[Begin DATA SUPPLIED]

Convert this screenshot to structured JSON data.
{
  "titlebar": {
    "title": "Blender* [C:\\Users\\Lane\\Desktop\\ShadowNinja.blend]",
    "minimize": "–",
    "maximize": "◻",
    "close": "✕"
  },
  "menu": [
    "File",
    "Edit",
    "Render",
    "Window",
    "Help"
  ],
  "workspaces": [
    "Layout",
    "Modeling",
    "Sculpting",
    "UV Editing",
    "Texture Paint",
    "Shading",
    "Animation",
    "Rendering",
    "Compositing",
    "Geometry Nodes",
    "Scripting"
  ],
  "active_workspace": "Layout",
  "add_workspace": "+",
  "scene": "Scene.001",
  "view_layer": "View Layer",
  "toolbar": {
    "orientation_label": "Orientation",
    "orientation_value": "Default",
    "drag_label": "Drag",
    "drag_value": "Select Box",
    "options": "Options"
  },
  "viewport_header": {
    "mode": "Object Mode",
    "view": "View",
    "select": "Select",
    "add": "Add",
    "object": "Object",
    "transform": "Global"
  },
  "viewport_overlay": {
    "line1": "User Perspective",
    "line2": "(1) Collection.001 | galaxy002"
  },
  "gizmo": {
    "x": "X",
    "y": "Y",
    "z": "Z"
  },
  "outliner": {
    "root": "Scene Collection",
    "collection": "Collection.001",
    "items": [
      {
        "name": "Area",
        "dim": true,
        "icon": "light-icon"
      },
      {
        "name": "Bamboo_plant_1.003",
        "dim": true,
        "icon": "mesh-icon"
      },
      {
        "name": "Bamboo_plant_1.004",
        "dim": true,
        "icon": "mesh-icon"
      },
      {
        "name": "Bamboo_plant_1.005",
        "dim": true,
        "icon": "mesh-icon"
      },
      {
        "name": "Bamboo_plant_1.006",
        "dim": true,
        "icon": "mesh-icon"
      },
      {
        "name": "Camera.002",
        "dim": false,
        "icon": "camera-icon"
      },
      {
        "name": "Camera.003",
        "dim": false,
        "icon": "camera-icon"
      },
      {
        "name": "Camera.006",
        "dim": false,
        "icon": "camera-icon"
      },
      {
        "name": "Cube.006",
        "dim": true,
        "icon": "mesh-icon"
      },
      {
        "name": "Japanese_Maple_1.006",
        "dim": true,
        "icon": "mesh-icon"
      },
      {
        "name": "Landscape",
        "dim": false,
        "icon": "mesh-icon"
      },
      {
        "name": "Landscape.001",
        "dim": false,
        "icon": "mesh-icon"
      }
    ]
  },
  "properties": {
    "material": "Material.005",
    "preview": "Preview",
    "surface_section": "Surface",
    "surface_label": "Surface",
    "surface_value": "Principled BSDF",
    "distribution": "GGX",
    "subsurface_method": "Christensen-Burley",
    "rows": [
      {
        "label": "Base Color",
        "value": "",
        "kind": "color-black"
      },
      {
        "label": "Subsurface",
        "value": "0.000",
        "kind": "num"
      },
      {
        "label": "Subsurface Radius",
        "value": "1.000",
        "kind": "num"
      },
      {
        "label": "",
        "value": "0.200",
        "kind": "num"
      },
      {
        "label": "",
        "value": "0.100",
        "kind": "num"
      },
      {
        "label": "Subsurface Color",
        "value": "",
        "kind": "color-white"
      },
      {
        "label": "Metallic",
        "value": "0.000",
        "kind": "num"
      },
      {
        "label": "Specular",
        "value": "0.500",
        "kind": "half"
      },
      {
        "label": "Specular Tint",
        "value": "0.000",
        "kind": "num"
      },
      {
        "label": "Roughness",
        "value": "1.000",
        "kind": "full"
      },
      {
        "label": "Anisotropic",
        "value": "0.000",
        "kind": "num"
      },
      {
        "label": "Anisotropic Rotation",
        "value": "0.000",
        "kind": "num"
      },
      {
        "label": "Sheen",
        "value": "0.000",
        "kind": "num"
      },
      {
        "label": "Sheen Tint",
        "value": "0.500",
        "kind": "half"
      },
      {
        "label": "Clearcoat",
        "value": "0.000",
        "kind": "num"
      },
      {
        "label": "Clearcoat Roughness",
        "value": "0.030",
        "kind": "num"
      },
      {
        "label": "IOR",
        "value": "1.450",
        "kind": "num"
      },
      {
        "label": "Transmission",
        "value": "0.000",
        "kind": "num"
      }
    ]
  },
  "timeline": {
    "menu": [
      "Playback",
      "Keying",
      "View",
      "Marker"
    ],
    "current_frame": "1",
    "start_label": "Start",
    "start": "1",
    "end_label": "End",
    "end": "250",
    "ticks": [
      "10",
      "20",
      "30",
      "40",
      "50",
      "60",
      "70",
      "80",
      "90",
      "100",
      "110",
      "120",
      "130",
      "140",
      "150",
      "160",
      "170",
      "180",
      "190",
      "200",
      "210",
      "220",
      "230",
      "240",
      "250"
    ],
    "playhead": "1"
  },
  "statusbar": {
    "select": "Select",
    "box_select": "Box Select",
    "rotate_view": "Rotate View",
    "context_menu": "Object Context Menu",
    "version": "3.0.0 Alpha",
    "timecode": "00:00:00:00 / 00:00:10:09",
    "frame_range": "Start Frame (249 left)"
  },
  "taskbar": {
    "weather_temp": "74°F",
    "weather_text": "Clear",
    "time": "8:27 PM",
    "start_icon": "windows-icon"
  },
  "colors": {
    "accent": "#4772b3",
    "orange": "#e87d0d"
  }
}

[End DATA SUPPLIED]

Retype all of the entries precisely as they are.

Convert this screenshot to structured JSON data.
{
  "titlebar": {
    "title": "Blender* [C:\\Users\\Lane\\Desktop\\ShadowNinja.blend]",
    "minimize": "–",
    "maximize": "◻",
    "close": "✕"
  },
  "menu": [
    "File",
    "Edit",
    "Render",
    "Window",
    "Help"
  ],
  "workspaces": [
    "Layout",
    "Modeling",
    "Sculpting",
    "UV Editing",
    "Texture Paint",
    "Shading",
    "Animation",
    "Rendering",
    "Compositing",
    "Geometry Nodes",
    "Scripting"
  ],
  "active_workspace": "Layout",
  "add_workspace": "+",
  "scene": "Scene.001",
  "view_layer": "View Layer",
  "toolbar": {
    "orientation_label": "Orientation",
    "orientation_value": "Default",
    "drag_label": "Drag",
    "drag_value": "Select Box",
    "options": "Options"
  },
  "viewport_header": {
    "mode": "Object Mode",
    "view": "View",
    "select": "Select",
    "add": "Add",
    "object": "Object",
    "transform": "Global"
  },
  "viewport_overlay": {
    "line1": "User Perspective",
    "line2": "(1) Collection.001 | galaxy002"
  },
  "gizmo": {
    "x": "X",
    "y": "Y",
    "z": "Z"
  },
  "outliner": {
    "root": "Scene Collection",
    "collection": "Collection.001",
    "items": [
      {
        "name": "Area",
        "dim": true,
        "icon": "light-icon"
      },
      {
        "name": "Bamboo_plant_1.003",
        "dim": true,
        "icon": "mesh-icon"
      },
      {
        "name": "Bamboo_plant_1.004",
        "dim": true,
        "icon": "mesh-icon"
      },
      {
        "name": "Bamboo_plant_1.005",
        "dim": true,
        "icon": "mesh-icon"
      },
      {
        "name": "Bamboo_plant_1.006",
        "dim": true,
        "icon": "mesh-icon"
      },
      {
        "name": "Camera.002",
        "dim": false,
        "icon": "camera-icon"
      },
      {
        "name": "Camera.003",
        "dim": false,
        "icon": "camera-icon"
      },
      {
        "name": "Camera.006",
        "dim": false,
        "icon": "camera-icon"
      },
      {
        "name": "Cube.006",
        "dim": true,
        "icon": "mesh-icon"
      },
      {
        "name": "Japanese_Maple_1.006",
        "dim": true,
        "icon": "mesh-icon"
      },
      {
        "name": "Landscape",
        "dim": false,
        "icon": "mesh-icon"
      },
      {
        "name": "Landscape.001",
        "dim": false,
        "icon": "mesh-icon"
      }
    ]
  },
  "properties": {
    "material": "Material.005",
    "preview": "Preview",
    "surface_section": "Surface",
    "surface_label": "Surface",
    "surface_value": "Principled BSDF",
    "distribution": "GGX",
    "subsurface_method": "Christensen-Burley",
    "rows": [
      {
        "label": "Base Color",
        "value": "",
        "kind": "color-black"
      },
      {
        "label": "Subsurface",
        "value": "0.000",
        "kind": "num"
      },
      {
        "label": "Subsurface Radius",
        "value": "1.000",
        "kind": "num"
      },
      {
        "label": "",
        "value": "0.200",
        "kind": "num"
      },
      {
        "label": "",
        "value": "0.100",
        "kind": "num"
      },
      {
        "label": "Subsurface Color",
        "value": "",
        "kind": "color-white"
      },
      {
        "label": "Metallic",
        "value": "0.000",
        "kind": "num"
      },
      {
        "label": "Specular",
        "value": "0.500",
        "kind": "half"
      },
      {
        "label": "Specular Tint",
        "value": "0.000",
        "kind": "num"
      },
      {
        "label": "Roughness",
        "value": "1.000",
        "kind": "full"
      },
      {
        "label": "Anisotropic",
        "value": "0.000",
        "kind": "num"
      },
      {
        "label": "Anisotropic Rotation",
        "value": "0.000",
        "kind": "num"
      },
      {
        "label": "Sheen",
        "value": "0.000",
        "kind": "num"
      },
      {
        "label": "Sheen Tint",
        "value": "0.500",
        "kind": "half"
      },
      {
        "label": "Clearcoat",
        "value": "0.000",
        "kind": "num"
      },
      {
        "label": "Clearcoat Roughness",
        "value": "0.030",
        "kind": "num"
      },
      {
        "label": "IOR",
        "value": "1.450",
        "kind": "num"
      },
      {
        "label": "Transmission",
        "value": "0.000",
        "kind": "num"
      }
    ]
  },
  "timeline": {
    "menu": [
      "Playback",
      "Keying",
      "View",
      "Marker"
    ],
    "current_frame": "1",
    "start_label": "Start",
    "start": "1",
    "end_label": "End",
    "end": "250",
    "ticks": [
      "10",
      "20",
      "30",
      "40",
      "50",
      "60",
      "70",
      "80",
      "90",
      "100",
      "110",
      "120",
      "130",
      "140",
      "150",
      "160",
      "170",
      "180",
      "190",
      "200",
      "210",
      "220",
      "230",
      "240",
      "250"
    ],
    "playhead": "1"
  },
  "statusbar": {
    "select": "Select",
    "box_select": "Box Select",
    "rotate_view": "Rotate View",
    "context_menu": "Object Context Menu",
    "version": "3.0.0 Alpha",
    "timecode": "00:00:00:00 / 00:00:10:09",
    "frame_range": "Start Frame (249 left)"
  },
  "taskbar": {
    "weather_temp": "74°F",
    "weather_text": "Clear",
    "time": "8:27 PM",
    "start_icon": "windows-icon"
  },
  "colors": {
    "accent": "#4772b3",
    "orange": "#e87d0d"
  }
}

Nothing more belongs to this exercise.